- Do this: Repeat the entire listing exactly as written.

- Dataset:
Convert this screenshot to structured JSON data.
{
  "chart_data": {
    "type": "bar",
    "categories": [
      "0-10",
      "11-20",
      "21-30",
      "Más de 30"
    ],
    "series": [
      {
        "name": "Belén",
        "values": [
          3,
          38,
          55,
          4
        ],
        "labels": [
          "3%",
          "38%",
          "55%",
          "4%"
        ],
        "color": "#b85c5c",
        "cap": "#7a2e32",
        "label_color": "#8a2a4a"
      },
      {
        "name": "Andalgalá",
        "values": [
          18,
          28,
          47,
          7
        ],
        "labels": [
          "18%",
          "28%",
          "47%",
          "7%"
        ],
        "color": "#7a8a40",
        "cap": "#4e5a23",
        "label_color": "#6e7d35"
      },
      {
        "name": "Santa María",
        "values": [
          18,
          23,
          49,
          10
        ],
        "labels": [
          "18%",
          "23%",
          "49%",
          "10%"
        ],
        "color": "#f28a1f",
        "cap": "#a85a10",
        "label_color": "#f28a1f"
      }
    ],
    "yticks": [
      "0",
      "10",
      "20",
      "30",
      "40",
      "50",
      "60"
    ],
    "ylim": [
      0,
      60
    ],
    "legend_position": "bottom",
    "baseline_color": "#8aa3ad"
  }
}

- Answer to the exercise:
Convert this screenshot to structured JSON data.
{
  "chart_data": {
    "type": "bar",
    "categories": [
      "0-10",
      "11-20",
      "21-30",
      "Más de 30"
    ],
    "series": [
      {
        "name": "Belén",
        "values": [
          3,
          38,
          55,
          4
        ],
        "labels": [
          "3%",
          "38%",
          "55%",
          "4%"
        ],
        "color": "#b85c5c",
        "cap": "#7a2e32",
        "label_color": "#8a2a4a"
      },
      {
        "name": "Andalgalá",
        "values": [
          18,
          28,
          47,
          7
        ],
        "labels": [
          "18%",
          "28%",
          "47%",
          "7%"
        ],
        "color": "#7a8a40",
        "cap": "#4e5a23",
        "label_color": "#6e7d35"
      },
      {
        "name": "Santa María",
        "values": [
          18,
          23,
          49,
          10
        ],
        "labels": [
          "18%",
          "23%",
          "49%",
          "10%"
        ],
        "color": "#f28a1f",
        "cap": "#a85a10",
        "label_color": "#f28a1f"
      }
    ],
    "yticks": [
      "0",
      "10",
      "20",
      "30",
      "40",
      "50",
      "60"
    ],
    "ylim": [
      0,
      60
    ],
    "legend_position": "bottom",
    "baseline_color": "#8aa3ad"
  }
}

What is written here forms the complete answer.